[Stored records]

▶

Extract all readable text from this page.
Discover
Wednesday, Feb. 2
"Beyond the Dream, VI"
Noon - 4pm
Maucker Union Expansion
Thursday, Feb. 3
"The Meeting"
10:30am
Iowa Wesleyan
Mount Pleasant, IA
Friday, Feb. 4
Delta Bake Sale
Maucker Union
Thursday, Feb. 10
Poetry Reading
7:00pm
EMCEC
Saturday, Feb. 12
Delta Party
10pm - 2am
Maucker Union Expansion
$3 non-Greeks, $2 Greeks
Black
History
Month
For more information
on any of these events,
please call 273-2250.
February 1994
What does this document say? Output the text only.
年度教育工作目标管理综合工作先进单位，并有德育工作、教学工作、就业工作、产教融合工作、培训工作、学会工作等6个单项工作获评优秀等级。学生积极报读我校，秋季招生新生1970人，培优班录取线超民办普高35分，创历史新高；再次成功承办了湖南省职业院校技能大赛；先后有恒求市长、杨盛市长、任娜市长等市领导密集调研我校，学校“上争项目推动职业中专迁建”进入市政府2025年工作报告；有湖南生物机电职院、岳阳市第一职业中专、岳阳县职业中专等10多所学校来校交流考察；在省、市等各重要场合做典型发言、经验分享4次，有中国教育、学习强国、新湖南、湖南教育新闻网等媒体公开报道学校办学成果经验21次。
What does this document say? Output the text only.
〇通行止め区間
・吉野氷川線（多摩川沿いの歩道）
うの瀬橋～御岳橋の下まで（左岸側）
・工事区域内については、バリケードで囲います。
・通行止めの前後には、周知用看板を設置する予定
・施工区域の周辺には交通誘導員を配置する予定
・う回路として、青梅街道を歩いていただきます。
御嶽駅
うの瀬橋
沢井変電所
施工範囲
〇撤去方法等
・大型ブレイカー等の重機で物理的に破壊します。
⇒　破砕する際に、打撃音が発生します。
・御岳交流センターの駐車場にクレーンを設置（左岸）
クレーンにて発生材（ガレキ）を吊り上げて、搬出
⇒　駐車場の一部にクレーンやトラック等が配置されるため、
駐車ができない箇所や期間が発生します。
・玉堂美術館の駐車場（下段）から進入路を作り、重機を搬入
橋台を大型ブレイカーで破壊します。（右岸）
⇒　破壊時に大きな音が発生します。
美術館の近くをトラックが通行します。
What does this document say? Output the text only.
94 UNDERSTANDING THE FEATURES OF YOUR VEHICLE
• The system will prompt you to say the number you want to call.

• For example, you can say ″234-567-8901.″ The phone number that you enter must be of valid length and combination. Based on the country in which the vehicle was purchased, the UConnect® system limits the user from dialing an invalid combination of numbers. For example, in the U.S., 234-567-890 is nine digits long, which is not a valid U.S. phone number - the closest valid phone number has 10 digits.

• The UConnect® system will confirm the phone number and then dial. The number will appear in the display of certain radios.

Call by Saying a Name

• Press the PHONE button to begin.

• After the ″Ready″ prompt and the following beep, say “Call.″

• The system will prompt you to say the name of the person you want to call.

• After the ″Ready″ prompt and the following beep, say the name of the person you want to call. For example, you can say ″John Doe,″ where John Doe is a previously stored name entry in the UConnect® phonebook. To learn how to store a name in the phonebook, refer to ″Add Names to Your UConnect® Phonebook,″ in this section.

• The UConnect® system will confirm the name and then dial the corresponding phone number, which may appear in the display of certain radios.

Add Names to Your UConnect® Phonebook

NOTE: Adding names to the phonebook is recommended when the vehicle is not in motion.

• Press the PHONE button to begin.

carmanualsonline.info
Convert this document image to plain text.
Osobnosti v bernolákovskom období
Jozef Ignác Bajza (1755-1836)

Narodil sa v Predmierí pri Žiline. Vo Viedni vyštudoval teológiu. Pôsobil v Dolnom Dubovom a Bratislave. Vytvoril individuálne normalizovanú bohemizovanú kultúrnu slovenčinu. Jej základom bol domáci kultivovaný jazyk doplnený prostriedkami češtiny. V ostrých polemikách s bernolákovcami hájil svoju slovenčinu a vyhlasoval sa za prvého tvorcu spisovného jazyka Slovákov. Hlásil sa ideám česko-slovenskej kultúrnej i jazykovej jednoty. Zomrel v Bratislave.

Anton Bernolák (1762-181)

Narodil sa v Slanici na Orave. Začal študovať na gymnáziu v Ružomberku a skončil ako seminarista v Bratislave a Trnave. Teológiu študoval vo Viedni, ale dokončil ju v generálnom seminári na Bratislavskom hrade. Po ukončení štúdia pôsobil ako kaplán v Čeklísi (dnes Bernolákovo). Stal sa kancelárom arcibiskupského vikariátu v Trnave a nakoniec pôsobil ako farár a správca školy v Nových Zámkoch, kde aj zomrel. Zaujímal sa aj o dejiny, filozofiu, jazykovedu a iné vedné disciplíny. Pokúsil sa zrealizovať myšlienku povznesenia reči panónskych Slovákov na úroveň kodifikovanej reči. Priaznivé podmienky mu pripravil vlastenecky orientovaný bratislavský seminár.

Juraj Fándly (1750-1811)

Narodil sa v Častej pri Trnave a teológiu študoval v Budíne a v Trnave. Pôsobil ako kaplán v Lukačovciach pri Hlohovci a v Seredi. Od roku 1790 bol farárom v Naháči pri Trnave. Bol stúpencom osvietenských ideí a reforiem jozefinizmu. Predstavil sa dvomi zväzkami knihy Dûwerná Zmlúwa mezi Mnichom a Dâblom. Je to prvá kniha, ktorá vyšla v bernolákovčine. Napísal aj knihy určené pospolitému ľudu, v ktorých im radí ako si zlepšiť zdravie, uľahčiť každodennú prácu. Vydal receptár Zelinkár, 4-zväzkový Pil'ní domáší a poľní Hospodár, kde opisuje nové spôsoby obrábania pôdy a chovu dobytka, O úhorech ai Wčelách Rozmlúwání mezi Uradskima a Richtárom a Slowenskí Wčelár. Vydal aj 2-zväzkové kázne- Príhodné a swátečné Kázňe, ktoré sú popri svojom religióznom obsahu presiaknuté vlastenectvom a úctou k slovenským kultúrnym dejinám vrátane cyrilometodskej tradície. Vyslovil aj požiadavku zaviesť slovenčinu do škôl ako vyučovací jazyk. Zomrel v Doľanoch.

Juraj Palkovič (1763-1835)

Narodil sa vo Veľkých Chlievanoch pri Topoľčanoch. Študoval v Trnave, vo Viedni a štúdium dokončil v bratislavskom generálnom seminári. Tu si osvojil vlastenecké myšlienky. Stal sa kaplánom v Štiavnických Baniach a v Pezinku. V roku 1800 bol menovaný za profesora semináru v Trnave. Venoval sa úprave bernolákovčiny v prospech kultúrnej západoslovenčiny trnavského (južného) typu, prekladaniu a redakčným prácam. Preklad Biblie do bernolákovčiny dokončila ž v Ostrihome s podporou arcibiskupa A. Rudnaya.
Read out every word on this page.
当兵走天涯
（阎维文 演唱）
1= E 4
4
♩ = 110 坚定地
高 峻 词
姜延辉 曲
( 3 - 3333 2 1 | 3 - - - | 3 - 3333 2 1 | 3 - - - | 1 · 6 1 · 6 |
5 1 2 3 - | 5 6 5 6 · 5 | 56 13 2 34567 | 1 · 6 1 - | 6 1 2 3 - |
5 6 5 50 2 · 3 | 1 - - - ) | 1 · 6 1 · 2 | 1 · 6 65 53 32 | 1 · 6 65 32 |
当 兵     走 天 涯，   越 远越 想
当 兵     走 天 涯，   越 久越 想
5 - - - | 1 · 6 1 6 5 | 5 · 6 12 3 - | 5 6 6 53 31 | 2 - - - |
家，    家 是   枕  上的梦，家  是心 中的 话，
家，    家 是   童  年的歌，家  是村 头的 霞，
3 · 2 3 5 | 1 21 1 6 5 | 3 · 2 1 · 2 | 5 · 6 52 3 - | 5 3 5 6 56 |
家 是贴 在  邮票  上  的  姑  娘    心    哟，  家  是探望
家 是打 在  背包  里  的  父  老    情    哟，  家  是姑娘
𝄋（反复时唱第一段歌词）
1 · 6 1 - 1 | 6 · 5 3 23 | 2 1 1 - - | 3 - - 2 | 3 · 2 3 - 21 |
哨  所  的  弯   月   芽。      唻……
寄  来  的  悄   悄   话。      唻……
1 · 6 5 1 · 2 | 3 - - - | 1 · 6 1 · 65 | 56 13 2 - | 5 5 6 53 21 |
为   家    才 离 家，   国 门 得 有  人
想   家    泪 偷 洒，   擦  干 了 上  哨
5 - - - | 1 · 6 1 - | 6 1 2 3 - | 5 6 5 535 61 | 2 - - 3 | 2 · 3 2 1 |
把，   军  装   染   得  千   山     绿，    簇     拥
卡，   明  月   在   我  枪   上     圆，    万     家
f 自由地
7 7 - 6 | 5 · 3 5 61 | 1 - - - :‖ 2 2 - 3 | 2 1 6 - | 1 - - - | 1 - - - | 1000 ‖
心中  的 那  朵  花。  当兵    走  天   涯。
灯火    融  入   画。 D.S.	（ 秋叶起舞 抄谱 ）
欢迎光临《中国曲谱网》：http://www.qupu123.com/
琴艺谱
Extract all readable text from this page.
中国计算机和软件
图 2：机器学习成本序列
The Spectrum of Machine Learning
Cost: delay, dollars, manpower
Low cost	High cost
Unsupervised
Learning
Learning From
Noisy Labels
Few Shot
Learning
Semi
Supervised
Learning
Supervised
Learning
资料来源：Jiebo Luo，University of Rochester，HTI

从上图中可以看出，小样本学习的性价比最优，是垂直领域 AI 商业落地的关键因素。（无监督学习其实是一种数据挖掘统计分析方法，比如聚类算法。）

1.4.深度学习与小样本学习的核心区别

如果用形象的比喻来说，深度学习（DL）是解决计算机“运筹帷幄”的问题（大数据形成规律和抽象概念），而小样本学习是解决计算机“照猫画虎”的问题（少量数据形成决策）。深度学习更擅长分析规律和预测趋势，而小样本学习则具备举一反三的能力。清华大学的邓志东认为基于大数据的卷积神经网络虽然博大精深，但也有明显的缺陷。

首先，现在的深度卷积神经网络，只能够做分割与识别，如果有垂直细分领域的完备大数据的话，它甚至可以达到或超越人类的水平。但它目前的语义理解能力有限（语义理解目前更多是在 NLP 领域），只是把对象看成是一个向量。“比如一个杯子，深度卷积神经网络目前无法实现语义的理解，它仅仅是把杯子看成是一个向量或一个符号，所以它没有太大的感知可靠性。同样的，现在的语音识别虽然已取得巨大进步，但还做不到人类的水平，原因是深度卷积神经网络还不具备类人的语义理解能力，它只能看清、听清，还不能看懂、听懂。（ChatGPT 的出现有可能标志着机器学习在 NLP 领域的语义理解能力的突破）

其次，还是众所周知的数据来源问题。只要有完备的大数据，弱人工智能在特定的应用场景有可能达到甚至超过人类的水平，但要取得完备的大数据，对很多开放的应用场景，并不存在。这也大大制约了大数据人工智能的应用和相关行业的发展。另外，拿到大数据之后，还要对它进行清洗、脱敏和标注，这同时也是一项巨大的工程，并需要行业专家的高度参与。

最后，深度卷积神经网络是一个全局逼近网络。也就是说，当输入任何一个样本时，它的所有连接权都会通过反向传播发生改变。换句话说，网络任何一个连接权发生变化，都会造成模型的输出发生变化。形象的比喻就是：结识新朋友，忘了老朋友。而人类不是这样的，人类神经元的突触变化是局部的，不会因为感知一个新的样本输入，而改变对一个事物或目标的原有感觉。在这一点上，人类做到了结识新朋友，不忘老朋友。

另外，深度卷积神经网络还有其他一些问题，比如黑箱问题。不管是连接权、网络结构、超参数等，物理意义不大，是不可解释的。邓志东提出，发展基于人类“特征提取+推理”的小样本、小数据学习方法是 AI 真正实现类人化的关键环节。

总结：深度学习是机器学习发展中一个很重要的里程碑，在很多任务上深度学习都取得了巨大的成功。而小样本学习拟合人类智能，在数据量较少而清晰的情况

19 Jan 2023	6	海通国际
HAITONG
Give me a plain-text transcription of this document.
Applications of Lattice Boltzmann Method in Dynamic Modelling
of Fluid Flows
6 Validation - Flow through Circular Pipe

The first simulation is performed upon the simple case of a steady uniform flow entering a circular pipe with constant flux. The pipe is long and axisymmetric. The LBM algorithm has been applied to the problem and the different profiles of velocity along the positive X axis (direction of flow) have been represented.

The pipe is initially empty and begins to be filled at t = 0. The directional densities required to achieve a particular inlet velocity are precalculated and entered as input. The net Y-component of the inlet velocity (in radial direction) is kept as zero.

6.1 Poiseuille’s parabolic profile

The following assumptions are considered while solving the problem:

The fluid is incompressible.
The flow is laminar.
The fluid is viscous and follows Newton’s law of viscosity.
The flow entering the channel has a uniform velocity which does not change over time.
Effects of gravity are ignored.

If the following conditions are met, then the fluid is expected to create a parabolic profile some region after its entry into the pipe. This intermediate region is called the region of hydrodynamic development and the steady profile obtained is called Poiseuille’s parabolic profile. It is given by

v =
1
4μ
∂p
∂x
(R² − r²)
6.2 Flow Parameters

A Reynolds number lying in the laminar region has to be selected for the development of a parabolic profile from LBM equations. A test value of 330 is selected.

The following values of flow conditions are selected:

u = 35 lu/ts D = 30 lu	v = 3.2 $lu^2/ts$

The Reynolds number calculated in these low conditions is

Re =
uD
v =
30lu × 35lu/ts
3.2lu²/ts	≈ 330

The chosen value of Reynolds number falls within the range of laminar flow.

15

◀

* **Exercise**
Which lines of the data include "entering"? Copy each of them.

* **Result**
The first simulation is performed upon the simple case of a steady uniform flow entering a circular pipe with constant flux. The pipe is long and axisymmetric. The LBM algorithm has been applied to the problem and the different profiles of velocity along the positive X axis (direction of flow) have been represented.
The flow entering the channel has a uniform velocity which does not change over time.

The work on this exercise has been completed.